* _Records shown_:
****************

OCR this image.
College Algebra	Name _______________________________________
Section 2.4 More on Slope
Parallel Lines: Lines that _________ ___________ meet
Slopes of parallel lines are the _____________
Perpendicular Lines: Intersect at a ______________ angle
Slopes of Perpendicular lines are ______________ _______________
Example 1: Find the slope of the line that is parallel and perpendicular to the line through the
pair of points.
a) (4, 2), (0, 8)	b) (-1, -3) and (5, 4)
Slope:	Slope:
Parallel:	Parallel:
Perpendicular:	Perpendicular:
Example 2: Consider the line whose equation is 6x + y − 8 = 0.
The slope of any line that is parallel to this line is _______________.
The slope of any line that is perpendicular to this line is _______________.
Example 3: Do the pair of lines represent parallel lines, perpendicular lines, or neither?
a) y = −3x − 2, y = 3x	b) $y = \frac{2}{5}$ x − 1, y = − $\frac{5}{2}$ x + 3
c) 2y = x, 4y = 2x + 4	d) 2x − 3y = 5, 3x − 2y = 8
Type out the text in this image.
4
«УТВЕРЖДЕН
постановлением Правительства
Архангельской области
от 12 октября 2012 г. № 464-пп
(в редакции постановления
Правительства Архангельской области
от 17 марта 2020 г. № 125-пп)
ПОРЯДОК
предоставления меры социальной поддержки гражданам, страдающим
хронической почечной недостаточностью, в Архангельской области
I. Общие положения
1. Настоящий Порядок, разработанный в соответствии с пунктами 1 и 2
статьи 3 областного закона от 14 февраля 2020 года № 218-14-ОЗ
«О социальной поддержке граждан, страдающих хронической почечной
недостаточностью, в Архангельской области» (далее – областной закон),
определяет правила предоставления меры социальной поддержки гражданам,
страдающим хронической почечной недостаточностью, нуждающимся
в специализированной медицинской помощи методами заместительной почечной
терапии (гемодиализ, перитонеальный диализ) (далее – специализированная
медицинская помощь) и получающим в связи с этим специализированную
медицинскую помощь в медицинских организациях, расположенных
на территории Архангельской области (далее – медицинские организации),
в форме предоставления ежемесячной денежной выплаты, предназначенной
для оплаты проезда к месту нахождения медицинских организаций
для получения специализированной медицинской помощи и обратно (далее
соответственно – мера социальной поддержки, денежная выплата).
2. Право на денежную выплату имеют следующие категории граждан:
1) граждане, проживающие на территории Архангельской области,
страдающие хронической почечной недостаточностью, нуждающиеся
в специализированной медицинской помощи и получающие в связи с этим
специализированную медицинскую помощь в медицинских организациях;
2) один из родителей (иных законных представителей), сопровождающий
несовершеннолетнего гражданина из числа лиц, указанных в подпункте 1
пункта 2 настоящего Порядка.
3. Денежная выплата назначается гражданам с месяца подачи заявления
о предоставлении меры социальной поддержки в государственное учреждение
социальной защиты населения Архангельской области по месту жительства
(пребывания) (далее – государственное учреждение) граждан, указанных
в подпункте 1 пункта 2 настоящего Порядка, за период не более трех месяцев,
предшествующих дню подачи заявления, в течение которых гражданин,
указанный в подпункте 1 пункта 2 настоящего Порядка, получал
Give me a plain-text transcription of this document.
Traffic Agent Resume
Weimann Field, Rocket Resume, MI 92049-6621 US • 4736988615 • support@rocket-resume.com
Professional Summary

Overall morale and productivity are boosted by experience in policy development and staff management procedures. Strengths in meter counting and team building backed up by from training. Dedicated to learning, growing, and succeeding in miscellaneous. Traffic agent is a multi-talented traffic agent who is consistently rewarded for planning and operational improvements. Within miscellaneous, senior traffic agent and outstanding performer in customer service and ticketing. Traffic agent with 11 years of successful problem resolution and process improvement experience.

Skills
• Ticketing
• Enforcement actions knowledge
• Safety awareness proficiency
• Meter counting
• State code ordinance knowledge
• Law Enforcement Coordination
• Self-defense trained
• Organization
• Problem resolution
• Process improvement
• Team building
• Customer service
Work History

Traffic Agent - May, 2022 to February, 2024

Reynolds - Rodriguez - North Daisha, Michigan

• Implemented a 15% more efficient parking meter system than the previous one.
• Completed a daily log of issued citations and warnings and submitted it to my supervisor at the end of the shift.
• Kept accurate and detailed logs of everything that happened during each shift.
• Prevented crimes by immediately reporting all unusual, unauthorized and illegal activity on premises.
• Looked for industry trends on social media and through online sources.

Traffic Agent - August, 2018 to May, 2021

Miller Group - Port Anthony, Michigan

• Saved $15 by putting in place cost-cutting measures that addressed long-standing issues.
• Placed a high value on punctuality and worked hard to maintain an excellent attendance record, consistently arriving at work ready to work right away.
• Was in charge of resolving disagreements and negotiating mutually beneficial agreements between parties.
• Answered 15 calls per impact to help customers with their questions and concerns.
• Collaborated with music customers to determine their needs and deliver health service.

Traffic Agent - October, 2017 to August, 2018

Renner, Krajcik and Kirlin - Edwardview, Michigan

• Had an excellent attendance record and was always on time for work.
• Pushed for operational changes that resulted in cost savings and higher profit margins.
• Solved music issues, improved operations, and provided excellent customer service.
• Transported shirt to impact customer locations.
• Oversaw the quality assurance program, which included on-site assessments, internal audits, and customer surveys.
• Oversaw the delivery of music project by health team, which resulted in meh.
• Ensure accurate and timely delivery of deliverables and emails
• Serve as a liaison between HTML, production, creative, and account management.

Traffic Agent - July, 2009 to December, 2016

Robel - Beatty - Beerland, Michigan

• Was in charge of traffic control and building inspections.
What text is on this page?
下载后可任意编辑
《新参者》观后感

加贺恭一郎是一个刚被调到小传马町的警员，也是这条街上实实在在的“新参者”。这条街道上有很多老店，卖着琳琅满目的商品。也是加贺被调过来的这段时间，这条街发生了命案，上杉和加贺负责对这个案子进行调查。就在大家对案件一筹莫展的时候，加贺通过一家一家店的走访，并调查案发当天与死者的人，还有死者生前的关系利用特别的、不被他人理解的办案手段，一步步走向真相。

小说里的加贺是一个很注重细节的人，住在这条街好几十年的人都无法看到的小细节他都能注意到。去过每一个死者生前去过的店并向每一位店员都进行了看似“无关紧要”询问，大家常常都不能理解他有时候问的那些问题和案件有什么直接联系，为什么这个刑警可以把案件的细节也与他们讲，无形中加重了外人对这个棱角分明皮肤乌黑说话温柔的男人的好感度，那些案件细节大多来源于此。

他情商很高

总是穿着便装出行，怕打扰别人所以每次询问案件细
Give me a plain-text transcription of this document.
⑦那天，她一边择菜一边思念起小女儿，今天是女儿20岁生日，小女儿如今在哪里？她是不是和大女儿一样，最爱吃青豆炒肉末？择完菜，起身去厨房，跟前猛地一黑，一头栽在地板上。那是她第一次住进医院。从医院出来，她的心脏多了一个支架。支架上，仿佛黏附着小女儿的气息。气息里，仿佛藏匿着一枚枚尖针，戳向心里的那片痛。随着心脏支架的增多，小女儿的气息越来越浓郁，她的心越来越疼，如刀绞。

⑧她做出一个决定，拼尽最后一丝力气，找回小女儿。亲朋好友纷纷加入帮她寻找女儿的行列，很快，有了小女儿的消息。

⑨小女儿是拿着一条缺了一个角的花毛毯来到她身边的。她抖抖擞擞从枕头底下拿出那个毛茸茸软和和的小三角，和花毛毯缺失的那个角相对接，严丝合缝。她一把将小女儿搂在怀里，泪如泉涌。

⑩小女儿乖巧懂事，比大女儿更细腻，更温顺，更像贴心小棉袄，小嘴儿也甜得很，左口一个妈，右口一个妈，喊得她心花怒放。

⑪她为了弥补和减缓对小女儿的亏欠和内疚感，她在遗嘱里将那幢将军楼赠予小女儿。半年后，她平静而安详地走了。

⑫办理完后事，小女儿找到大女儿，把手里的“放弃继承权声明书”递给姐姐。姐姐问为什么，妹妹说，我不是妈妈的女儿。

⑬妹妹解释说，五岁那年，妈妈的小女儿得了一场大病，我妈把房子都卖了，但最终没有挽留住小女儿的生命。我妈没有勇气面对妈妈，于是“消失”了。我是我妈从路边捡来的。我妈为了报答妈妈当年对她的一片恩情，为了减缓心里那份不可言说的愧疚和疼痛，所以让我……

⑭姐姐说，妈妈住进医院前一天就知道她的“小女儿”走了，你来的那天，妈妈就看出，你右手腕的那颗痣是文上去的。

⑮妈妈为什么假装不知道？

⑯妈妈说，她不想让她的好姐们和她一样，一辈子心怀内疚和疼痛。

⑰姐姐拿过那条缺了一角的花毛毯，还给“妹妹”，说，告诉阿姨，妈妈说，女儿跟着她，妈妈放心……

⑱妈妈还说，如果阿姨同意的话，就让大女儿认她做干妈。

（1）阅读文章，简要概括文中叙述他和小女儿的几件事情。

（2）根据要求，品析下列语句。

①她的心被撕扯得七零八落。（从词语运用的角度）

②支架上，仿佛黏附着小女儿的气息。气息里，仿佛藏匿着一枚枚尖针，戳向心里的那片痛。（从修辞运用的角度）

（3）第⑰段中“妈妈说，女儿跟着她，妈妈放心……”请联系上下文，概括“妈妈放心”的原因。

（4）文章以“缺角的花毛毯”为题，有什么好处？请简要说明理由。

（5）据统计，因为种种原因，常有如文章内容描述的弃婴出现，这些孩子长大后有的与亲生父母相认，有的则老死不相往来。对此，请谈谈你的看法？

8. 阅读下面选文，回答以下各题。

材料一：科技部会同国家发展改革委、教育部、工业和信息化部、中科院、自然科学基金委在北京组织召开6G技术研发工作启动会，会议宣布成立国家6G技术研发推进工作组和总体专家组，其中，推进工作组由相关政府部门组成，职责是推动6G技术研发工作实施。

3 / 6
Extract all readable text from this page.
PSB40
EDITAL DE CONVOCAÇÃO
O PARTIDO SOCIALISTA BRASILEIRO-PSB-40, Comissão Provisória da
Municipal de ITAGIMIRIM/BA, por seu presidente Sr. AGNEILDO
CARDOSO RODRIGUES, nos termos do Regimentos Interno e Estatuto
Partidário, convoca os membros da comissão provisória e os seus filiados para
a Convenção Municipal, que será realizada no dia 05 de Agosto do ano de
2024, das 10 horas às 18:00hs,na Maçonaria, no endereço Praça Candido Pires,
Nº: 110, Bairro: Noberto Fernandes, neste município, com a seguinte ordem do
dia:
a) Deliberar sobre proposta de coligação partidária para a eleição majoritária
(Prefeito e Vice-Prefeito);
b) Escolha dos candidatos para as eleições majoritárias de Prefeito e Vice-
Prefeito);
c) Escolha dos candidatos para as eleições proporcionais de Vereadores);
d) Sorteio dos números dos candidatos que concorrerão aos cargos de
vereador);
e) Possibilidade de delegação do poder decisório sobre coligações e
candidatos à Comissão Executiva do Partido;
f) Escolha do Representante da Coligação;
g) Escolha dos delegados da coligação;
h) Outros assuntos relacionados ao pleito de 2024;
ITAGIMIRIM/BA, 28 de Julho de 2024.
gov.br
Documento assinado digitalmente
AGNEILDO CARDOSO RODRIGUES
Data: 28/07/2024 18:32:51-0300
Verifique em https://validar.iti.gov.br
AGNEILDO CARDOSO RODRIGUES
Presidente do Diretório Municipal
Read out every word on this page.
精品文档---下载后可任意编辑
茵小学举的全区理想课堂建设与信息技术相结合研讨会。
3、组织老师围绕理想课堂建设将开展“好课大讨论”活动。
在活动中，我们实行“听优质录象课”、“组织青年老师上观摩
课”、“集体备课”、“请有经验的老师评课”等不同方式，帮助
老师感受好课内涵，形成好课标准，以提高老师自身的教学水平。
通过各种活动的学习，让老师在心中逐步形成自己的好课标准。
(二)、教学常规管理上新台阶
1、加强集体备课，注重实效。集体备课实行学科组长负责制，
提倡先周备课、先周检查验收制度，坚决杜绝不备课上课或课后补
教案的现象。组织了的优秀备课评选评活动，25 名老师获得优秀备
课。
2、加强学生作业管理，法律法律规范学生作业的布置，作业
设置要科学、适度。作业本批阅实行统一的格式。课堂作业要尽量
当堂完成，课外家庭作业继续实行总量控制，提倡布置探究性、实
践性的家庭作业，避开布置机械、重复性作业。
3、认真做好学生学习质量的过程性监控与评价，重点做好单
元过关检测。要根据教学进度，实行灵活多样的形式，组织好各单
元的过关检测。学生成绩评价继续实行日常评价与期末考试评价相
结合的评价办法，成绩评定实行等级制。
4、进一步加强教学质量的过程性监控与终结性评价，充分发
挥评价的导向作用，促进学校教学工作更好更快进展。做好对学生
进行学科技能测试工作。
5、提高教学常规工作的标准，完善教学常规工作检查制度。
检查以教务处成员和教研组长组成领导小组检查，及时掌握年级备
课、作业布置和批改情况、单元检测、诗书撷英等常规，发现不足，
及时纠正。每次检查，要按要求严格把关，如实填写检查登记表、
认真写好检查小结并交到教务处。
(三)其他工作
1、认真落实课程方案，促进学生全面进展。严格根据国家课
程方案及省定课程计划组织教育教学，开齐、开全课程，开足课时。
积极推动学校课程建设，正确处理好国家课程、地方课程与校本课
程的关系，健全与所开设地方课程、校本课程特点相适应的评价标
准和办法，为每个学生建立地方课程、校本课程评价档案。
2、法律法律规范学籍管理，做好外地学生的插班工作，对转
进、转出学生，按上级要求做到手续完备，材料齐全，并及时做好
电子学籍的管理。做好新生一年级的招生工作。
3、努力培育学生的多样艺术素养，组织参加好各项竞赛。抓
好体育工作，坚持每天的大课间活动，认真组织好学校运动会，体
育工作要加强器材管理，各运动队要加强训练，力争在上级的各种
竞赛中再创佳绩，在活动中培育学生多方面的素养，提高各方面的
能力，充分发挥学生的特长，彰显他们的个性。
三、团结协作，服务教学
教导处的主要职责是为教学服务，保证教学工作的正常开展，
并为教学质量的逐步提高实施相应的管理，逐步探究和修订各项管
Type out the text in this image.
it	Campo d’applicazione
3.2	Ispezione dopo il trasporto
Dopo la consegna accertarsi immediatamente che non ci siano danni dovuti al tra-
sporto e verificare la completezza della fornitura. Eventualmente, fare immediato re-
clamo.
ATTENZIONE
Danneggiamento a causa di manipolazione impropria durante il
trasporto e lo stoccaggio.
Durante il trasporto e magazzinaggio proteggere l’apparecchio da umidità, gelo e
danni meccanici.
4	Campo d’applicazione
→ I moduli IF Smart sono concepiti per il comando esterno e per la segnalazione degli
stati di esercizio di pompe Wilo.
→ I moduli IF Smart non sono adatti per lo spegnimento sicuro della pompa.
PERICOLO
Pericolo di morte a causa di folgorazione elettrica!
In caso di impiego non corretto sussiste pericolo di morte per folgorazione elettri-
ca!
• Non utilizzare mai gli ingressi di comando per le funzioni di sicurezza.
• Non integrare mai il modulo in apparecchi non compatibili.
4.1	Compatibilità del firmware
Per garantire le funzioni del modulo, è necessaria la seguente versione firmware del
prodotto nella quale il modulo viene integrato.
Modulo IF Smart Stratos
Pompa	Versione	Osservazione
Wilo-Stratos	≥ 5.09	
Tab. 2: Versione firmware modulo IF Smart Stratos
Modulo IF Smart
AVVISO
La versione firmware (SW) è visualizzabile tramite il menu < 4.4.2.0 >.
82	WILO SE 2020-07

****************

* _Aim of the task_: Reproduce each line holding the word "области".

* _Answer below_:
Архангельской области
Правительства Архангельской области
хронической почечной недостаточностью, в Архангельской области
недостаточностью, в Архангельской области» (далее – областной закон),
на территории Архангельской области (далее – медицинские организации),
1) граждане, проживающие на территории Архангельской области,
социальной защиты населения Архангельской области по месту жительства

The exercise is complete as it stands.